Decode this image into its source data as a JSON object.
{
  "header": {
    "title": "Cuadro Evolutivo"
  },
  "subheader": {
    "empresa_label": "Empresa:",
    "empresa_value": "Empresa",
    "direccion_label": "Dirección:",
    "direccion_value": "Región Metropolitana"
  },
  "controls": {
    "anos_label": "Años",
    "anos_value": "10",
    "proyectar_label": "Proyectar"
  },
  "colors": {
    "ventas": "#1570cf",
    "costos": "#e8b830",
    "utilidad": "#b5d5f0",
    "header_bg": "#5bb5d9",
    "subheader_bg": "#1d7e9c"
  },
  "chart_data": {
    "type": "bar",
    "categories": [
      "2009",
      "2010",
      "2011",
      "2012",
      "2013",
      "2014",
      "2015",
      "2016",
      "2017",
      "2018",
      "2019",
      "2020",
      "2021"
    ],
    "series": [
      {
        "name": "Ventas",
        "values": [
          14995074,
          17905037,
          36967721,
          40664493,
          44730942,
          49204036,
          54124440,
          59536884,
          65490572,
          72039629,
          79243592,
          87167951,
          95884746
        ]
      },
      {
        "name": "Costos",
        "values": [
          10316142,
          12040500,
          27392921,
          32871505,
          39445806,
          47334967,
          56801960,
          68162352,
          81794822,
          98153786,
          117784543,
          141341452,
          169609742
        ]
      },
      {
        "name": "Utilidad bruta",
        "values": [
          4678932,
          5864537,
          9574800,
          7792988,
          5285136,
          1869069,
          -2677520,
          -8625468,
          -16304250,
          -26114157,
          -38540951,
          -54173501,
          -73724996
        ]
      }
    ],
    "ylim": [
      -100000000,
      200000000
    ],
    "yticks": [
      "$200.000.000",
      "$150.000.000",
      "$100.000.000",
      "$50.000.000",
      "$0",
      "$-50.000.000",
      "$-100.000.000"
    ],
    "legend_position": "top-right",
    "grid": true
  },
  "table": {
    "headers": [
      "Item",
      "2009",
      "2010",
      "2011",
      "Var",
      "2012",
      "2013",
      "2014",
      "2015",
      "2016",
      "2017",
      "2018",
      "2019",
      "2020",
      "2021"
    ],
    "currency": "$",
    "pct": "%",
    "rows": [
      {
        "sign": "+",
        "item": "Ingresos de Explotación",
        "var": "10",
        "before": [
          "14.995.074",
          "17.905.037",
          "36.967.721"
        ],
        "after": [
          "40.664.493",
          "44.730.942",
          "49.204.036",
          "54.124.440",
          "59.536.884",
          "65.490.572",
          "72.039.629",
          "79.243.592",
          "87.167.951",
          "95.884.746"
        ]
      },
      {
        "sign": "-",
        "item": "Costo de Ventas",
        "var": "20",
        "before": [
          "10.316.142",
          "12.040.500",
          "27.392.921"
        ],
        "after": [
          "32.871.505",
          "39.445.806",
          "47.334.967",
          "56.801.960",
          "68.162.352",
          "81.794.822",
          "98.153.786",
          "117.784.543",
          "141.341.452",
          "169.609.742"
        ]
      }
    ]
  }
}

+ + + + + + +

### Exercise task
Reproduce each record shown above without altering a single word.

### Problem solution
Decode this image into its source data as a JSON object.
{
  "header": {
    "title": "Cuadro Evolutivo"
  },
  "subheader": {
    "empresa_label": "Empresa:",
    "empresa_value": "Empresa",
    "direccion_label": "Dirección:",
    "direccion_value": "Región Metropolitana"
  },
  "controls": {
    "anos_label": "Años",
    "anos_value": "10",
    "proyectar_label": "Proyectar"
  },
  "colors": {
    "ventas": "#1570cf",
    "costos": "#e8b830",
    "utilidad": "#b5d5f0",
    "header_bg": "#5bb5d9",
    "subheader_bg": "#1d7e9c"
  },
  "chart_data": {
    "type": "bar",
    "categories": [
      "2009",
      "2010",
      "2011",
      "2012",
      "2013",
      "2014",
      "2015",
      "2016",
      "2017",
      "2018",
      "2019",
      "2020",
      "2021"
    ],
    "series": [
      {
        "name": "Ventas",
        "values": [
          14995074,
          17905037,
          36967721,
          40664493,
          44730942,
          49204036,
          54124440,
          59536884,
          65490572,
          72039629,
          79243592,
          87167951,
          95884746
        ]
      },
      {
        "name": "Costos",
        "values": [
          10316142,
          12040500,
          27392921,
          32871505,
          39445806,
          47334967,
          56801960,
          68162352,
          81794822,
          98153786,
          117784543,
          141341452,
          169609742
        ]
      },
      {
        "name": "Utilidad bruta",
        "values": [
          4678932,
          5864537,
          9574800,
          7792988,
          5285136,
          1869069,
          -2677520,
          -8625468,
          -16304250,
          -26114157,
          -38540951,
          -54173501,
          -73724996
        ]
      }
    ],
    "ylim": [
      -100000000,
      200000000
    ],
    "yticks": [
      "$200.000.000",
      "$150.000.000",
      "$100.000.000",
      "$50.000.000",
      "$0",
      "$-50.000.000",
      "$-100.000.000"
    ],
    "legend_position": "top-right",
    "grid": true
  },
  "table": {
    "headers": [
      "Item",
      "2009",
      "2010",
      "2011",
      "Var",
      "2012",
      "2013",
      "2014",
      "2015",
      "2016",
      "2017",
      "2018",
      "2019",
      "2020",
      "2021"
    ],
    "currency": "$",
    "pct": "%",
    "rows": [
      {
        "sign": "+",
        "item": "Ingresos de Explotación",
        "var": "10",
        "before": [
          "14.995.074",
          "17.905.037",
          "36.967.721"
        ],
        "after": [
          "40.664.493",
          "44.730.942",
          "49.204.036",
          "54.124.440",
          "59.536.884",
          "65.490.572",
          "72.039.629",
          "79.243.592",
          "87.167.951",
          "95.884.746"
        ]
      },
      {
        "sign": "-",
        "item": "Costo de Ventas",
        "var": "20",
        "before": [
          "10.316.142",
          "12.040.500",
          "27.392.921"
        ],
        "after": [
          "32.871.505",
          "39.445.806",
          "47.334.967",
          "56.801.960",
          "68.162.352",
          "81.794.822",
          "98.153.786",
          "117.784.543",
          "141.341.452",
          "169.609.742"
        ]
      }
    ]
  }
}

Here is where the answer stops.